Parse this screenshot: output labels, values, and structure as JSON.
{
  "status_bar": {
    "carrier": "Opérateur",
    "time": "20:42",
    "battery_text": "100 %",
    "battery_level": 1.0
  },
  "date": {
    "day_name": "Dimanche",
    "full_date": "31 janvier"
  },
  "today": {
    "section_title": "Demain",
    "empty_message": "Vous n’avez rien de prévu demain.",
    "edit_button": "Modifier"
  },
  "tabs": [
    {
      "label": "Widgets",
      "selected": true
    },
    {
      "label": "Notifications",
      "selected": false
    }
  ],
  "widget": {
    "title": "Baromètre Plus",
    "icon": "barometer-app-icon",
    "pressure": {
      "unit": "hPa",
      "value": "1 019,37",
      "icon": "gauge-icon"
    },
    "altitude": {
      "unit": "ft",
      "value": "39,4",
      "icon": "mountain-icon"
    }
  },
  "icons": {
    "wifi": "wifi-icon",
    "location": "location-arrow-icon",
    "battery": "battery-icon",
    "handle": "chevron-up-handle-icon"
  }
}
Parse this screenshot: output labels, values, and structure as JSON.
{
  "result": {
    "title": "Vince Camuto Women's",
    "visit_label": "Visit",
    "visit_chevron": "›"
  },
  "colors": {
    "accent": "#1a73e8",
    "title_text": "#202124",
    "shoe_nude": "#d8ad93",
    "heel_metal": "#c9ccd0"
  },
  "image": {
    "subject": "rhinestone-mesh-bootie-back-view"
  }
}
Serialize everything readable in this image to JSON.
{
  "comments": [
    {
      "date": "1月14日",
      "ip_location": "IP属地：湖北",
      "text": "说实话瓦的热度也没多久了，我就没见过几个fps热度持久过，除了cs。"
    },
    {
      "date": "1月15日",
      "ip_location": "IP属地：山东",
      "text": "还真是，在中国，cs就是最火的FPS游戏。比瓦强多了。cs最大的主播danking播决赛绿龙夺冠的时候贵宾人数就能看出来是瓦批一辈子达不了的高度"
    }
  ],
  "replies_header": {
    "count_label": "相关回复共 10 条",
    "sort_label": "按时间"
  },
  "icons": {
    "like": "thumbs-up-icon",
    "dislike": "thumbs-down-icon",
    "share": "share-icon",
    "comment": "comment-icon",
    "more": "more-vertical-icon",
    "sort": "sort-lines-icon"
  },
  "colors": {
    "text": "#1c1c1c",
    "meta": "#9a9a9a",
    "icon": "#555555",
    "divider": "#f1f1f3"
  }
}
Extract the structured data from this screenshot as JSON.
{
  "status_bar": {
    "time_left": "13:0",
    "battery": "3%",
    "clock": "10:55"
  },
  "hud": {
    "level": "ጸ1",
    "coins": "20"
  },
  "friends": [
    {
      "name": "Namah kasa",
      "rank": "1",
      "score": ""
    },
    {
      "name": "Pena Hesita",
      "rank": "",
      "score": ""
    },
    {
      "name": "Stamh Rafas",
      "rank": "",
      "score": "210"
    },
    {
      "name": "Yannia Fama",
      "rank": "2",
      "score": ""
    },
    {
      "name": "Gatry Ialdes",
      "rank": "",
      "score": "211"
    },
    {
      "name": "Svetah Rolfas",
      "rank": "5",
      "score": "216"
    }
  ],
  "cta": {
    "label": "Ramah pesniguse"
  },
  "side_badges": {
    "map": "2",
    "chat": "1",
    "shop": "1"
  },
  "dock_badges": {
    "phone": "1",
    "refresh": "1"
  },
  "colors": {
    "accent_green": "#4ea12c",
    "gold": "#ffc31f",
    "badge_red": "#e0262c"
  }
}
------
## [GIVEN TASK]
Take the data above and return it exactly.

## [THE COMPLETED TASK]
Parse this screenshot: output labels, values, and structure as JSON.
{
  "status_bar": {
    "carrier": "Opérateur",
    "time": "20:42",
    "battery_text": "100 %",
    "battery_level": 1.0
  },
  "date": {
    "day_name": "Dimanche",
    "full_date": "31 janvier"
  },
  "today": {
    "section_title": "Demain",
    "empty_message": "Vous n’avez rien de prévu demain.",
    "edit_button": "Modifier"
  },
  "tabs": [
    {
      "label": "Widgets",
      "selected": true
    },
    {
      "label": "Notifications",
      "selected": false
    }
  ],
  "widget": {
    "title": "Baromètre Plus",
    "icon": "barometer-app-icon",
    "pressure": {
      "unit": "hPa",
      "value": "1 019,37",
      "icon": "gauge-icon"
    },
    "altitude": {
      "unit": "ft",
      "value": "39,4",
      "icon": "mountain-icon"
    }
  },
  "icons": {
    "wifi": "wifi-icon",
    "location": "location-arrow-icon",
    "battery": "battery-icon",
    "handle": "chevron-up-handle-icon"
  }
}
Parse this screenshot: output labels, values, and structure as JSON.
{
  "result": {
    "title": "Vince Camuto Women's",
    "visit_label": "Visit",
    "visit_chevron": "›"
  },
  "colors": {
    "accent": "#1a73e8",
    "title_text": "#202124",
    "shoe_nude": "#d8ad93",
    "heel_metal": "#c9ccd0"
  },
  "image": {
    "subject": "rhinestone-mesh-bootie-back-view"
  }
}
Serialize everything readable in this image to JSON.
{
  "comments": [
    {
      "date": "1月14日",
      "ip_location": "IP属地：湖北",
      "text": "说实话瓦的热度也没多久了，我就没见过几个fps热度持久过，除了cs。"
    },
    {
      "date": "1月15日",
      "ip_location": "IP属地：山东",
      "text": "还真是，在中国，cs就是最火的FPS游戏。比瓦强多了。cs最大的主播danking播决赛绿龙夺冠的时候贵宾人数就能看出来是瓦批一辈子达不了的高度"
    }
  ],
  "replies_header": {
    "count_label": "相关回复共 10 条",
    "sort_label": "按时间"
  },
  "icons": {
    "like": "thumbs-up-icon",
    "dislike": "thumbs-down-icon",
    "share": "share-icon",
    "comment": "comment-icon",
    "more": "more-vertical-icon",
    "sort": "sort-lines-icon"
  },
  "colors": {
    "text": "#1c1c1c",
    "meta": "#9a9a9a",
    "icon": "#555555",
    "divider": "#f1f1f3"
  }
}
Extract the structured data from this screenshot as JSON.
{
  "status_bar": {
    "time_left": "13:0",
    "battery": "3%",
    "clock": "10:55"
  },
  "hud": {
    "level": "ጸ1",
    "coins": "20"
  },
  "friends": [
    {
      "name": "Namah kasa",
      "rank": "1",
      "score": ""
    },
    {
      "name": "Pena Hesita",
      "rank": "",
      "score": ""
    },
    {
      "name": "Stamh Rafas",
      "rank": "",
      "score": "210"
    },
    {
      "name": "Yannia Fama",
      "rank": "2",
      "score": ""
    },
    {
      "name": "Gatry Ialdes",
      "rank": "",
      "score": "211"
    },
    {
      "name": "Svetah Rolfas",
      "rank": "5",
      "score": "216"
    }
  ],
  "cta": {
    "label": "Ramah pesniguse"
  },
  "side_badges": {
    "map": "2",
    "chat": "1",
    "shop": "1"
  },
  "dock_badges": {
    "phone": "1",
    "refresh": "1"
  },
  "colors": {
    "accent_green": "#4ea12c",
    "gold": "#ffc31f",
    "badge_red": "#e0262c"
  }
}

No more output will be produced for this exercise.